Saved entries
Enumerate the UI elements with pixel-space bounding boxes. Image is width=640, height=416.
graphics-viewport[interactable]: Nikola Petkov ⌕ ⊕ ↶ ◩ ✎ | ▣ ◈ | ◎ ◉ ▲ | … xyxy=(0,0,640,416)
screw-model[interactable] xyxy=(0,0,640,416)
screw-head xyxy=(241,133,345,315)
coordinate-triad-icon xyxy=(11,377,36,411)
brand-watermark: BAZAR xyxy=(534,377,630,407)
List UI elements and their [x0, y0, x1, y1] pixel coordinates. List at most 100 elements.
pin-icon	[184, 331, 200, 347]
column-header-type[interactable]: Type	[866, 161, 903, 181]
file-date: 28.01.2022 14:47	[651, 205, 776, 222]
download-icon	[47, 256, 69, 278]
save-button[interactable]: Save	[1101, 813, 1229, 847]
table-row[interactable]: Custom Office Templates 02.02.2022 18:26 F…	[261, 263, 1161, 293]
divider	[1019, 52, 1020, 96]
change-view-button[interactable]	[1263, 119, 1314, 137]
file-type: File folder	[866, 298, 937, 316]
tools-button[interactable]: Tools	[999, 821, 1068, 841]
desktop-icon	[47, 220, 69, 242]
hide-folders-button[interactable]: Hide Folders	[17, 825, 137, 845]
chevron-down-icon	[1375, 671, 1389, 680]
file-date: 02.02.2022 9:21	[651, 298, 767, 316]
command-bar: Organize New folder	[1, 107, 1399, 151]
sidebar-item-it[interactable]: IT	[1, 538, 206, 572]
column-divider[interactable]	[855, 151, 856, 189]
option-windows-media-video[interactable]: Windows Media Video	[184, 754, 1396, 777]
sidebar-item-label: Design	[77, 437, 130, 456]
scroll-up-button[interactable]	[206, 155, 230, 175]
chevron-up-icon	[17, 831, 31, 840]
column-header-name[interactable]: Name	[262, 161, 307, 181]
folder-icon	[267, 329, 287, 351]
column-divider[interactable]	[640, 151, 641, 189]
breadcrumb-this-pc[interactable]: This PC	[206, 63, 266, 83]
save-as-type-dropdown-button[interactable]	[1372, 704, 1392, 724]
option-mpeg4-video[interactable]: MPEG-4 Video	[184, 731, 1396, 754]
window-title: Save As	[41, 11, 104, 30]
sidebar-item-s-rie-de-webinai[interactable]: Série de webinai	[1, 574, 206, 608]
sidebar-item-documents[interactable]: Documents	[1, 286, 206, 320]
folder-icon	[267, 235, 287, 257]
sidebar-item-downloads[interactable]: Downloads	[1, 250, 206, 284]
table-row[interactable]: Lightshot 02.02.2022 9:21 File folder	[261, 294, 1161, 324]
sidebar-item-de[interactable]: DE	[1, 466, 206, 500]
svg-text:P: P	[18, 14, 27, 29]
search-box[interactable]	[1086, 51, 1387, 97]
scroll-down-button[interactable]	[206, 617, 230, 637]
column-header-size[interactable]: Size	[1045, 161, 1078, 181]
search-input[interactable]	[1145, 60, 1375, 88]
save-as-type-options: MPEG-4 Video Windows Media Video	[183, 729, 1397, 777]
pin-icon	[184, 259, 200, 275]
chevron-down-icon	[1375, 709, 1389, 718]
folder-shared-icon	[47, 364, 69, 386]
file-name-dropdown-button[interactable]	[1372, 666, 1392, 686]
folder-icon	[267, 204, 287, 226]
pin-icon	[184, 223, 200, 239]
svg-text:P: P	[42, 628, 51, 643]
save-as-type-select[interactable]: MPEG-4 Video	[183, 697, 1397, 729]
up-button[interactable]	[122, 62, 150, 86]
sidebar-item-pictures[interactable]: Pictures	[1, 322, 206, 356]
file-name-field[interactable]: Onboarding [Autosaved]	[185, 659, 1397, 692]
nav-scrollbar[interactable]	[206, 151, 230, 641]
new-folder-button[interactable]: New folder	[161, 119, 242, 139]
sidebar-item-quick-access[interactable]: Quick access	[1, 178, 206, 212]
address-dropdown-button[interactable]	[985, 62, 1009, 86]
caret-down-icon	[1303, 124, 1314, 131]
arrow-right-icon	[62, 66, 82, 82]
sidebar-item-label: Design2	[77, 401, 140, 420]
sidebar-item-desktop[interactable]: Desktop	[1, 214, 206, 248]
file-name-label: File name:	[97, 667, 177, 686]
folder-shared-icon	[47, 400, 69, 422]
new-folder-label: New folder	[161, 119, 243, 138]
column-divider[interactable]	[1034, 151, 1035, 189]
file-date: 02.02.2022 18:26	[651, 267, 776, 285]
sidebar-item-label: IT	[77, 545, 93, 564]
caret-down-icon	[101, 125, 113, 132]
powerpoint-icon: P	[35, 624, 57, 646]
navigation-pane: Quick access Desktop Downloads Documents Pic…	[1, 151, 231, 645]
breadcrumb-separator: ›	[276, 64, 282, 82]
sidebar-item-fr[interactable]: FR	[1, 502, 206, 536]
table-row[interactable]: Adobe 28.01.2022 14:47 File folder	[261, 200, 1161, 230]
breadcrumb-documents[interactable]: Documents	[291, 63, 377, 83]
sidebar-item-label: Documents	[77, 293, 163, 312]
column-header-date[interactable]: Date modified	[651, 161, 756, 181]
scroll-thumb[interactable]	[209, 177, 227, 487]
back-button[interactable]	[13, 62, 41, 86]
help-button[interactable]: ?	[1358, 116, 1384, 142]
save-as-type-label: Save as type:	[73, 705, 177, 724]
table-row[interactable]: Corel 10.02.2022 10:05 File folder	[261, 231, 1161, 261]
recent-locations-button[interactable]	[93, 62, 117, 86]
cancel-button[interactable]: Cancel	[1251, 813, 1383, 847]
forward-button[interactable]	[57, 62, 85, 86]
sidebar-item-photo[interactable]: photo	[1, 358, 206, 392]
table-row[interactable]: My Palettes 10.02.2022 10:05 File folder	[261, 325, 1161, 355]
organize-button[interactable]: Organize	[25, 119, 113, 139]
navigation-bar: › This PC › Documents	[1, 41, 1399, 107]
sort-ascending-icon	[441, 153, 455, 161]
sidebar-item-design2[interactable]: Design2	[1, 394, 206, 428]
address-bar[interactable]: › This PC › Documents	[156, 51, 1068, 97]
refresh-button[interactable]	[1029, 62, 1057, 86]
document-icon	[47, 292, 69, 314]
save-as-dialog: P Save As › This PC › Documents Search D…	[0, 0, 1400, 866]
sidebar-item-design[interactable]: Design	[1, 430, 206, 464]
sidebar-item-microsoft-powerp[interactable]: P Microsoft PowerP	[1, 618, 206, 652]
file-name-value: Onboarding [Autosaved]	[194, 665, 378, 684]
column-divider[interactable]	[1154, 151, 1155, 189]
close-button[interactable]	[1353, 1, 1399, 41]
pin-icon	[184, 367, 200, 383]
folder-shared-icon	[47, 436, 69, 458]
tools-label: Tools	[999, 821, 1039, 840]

- _To be done_:
Rewrite everything from the start of the data down to the line containing "161, 903, 181]", replacing "UI elements" with "interface elements" and leaving all else unchanged.

- _Full solution_:
Enumerate the interface elements with pixel-space bounding boxes. Image is width=640, height=416.
graphics-viewport[interactable]: Nikola Petkov ⌕ ⊕ ↶ ◩ ✎ | ▣ ◈ | ◎ ◉ ▲ | … xyxy=(0,0,640,416)
screw-model[interactable] xyxy=(0,0,640,416)
screw-head xyxy=(241,133,345,315)
coordinate-triad-icon xyxy=(11,377,36,411)
brand-watermark: BAZAR xyxy=(534,377,630,407)
List interface elements and their [x0, y0, x1, y1] pixel coordinates. List at most 100 elements.
pin-icon	[184, 331, 200, 347]
column-header-type[interactable]: Type	[866, 161, 903, 181]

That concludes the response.